Aim =
Identify the lines that contain the string "breakdown" and copy all of them.

(A block of data)
......

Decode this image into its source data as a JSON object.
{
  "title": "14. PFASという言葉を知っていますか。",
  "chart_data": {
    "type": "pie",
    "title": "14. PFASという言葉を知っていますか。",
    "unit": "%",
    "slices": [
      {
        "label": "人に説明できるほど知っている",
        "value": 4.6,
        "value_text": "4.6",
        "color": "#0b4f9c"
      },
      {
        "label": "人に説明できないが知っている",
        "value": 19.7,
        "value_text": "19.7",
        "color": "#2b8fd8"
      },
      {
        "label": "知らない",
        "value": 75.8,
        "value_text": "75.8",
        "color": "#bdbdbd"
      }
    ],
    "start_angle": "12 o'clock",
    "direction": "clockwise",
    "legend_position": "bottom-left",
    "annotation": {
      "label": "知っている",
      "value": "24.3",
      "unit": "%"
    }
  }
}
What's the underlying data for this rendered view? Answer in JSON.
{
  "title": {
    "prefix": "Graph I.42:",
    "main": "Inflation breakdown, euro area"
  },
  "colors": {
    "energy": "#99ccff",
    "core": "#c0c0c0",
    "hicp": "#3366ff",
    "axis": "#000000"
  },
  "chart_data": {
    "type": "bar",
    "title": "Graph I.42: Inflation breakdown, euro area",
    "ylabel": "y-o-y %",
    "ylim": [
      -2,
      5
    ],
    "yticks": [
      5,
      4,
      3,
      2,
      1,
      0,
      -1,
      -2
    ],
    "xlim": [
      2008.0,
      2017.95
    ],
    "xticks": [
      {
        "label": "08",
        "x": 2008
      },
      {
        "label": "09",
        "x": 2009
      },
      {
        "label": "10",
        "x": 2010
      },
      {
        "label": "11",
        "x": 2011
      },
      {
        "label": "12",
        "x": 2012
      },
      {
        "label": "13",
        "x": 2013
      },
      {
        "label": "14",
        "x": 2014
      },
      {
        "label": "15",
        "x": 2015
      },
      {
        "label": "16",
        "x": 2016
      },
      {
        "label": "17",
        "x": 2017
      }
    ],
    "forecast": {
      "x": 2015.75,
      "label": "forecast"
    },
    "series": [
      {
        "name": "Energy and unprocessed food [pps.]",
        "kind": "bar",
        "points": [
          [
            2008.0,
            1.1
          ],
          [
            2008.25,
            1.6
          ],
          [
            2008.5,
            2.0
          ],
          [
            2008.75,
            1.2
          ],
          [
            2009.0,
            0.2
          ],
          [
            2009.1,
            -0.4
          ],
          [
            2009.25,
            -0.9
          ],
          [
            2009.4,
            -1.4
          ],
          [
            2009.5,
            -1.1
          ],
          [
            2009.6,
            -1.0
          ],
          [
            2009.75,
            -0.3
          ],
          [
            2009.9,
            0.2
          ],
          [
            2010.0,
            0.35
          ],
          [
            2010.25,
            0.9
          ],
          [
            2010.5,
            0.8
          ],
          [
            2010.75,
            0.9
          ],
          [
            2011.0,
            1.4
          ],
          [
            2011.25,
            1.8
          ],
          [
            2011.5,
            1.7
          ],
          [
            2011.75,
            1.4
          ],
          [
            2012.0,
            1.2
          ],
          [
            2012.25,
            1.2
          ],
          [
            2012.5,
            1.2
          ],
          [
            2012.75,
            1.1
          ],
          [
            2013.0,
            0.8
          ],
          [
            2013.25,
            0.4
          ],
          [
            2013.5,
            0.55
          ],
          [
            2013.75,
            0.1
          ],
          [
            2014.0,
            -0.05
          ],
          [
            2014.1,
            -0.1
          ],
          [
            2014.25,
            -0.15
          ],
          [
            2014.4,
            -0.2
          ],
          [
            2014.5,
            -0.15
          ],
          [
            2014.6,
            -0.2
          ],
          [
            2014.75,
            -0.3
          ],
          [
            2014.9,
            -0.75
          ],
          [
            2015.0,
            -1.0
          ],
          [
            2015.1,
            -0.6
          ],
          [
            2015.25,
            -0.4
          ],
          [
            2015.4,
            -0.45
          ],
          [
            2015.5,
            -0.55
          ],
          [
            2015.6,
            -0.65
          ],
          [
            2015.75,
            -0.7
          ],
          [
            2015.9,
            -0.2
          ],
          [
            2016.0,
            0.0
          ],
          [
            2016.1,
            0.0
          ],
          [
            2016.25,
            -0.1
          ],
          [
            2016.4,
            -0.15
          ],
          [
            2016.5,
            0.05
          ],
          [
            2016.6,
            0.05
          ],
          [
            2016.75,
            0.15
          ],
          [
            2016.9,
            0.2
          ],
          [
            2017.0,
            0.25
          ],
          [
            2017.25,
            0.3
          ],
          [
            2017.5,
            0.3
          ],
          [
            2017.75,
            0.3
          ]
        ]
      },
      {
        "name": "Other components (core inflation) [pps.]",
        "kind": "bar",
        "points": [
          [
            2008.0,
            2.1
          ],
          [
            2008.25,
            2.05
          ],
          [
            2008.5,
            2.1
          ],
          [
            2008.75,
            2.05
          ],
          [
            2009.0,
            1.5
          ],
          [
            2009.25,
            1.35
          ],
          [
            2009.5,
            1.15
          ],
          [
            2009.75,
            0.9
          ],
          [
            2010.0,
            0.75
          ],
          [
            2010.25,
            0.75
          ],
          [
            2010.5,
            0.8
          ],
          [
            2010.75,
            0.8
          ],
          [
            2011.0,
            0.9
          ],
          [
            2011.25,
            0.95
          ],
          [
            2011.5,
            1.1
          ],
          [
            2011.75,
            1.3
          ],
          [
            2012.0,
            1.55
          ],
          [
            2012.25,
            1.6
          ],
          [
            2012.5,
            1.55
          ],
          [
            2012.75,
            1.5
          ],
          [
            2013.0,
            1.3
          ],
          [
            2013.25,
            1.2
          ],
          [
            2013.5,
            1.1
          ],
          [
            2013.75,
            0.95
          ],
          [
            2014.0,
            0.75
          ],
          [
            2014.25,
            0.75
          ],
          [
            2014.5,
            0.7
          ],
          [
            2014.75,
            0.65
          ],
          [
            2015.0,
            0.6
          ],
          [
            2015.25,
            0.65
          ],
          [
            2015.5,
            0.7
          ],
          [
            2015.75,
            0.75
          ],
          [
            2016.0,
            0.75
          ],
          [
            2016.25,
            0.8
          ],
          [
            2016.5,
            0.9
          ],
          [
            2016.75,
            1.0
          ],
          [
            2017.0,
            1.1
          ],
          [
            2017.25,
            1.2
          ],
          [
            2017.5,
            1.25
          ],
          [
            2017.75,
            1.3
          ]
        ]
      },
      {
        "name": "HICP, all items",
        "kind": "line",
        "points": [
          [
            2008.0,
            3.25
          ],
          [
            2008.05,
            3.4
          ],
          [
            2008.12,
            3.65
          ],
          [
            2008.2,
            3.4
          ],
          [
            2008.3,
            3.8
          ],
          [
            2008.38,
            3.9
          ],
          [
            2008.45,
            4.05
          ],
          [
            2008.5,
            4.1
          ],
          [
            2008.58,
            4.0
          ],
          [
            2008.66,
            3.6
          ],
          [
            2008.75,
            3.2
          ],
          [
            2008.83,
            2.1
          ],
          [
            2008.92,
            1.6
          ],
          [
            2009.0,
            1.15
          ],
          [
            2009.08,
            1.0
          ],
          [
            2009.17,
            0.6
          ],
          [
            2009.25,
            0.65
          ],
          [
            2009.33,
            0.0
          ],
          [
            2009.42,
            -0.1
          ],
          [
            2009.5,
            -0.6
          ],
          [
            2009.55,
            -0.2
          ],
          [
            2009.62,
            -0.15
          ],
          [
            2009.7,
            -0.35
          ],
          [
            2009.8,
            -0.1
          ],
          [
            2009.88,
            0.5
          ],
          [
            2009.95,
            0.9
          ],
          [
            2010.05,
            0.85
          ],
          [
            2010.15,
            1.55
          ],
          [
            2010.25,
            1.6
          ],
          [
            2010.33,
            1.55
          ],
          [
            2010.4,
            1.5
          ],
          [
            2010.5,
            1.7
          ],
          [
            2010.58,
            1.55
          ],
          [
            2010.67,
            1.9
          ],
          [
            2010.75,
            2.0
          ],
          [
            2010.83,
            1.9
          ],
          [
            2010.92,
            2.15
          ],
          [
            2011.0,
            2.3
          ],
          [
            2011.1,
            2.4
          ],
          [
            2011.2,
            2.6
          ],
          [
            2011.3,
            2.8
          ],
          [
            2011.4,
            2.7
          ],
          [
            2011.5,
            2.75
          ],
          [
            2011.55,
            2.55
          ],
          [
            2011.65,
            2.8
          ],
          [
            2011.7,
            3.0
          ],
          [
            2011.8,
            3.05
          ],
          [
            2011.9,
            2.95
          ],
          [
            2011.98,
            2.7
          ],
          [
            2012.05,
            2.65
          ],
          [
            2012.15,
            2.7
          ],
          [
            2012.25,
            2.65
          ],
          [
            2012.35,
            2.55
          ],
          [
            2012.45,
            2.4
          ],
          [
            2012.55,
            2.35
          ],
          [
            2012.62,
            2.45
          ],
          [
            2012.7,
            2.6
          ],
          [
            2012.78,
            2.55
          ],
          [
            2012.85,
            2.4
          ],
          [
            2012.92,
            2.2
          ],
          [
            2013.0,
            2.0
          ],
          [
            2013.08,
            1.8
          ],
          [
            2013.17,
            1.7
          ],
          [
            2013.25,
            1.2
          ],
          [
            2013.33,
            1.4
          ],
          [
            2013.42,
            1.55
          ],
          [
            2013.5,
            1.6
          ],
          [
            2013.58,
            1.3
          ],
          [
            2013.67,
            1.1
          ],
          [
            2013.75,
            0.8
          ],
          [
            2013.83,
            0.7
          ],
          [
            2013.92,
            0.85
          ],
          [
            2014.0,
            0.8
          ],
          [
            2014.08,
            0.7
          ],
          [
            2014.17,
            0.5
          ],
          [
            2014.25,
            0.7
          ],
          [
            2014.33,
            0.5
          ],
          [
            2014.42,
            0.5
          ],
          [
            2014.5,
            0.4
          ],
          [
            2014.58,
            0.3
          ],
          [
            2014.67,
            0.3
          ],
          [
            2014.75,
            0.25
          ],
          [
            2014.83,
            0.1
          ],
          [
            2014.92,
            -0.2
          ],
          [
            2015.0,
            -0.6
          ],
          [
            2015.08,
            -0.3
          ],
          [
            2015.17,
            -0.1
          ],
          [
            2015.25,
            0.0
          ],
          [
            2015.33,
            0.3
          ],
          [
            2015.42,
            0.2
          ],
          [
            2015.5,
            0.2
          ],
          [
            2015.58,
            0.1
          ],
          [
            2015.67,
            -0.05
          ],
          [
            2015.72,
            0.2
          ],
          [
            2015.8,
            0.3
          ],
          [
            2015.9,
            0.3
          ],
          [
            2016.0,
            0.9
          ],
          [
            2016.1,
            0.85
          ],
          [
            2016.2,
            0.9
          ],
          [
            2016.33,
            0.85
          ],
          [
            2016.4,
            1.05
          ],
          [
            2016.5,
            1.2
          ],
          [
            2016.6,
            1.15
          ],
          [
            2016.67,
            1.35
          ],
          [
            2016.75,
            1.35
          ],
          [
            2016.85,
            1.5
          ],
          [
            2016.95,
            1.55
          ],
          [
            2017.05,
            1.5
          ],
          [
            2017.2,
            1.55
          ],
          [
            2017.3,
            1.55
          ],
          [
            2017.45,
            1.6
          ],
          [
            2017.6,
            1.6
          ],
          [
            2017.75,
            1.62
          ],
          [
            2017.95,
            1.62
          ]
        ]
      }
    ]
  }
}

......

Solution to this exercise =
    "main": "Inflation breakdown, euro area"
    "title": "Graph I.42: Inflation breakdown, euro area",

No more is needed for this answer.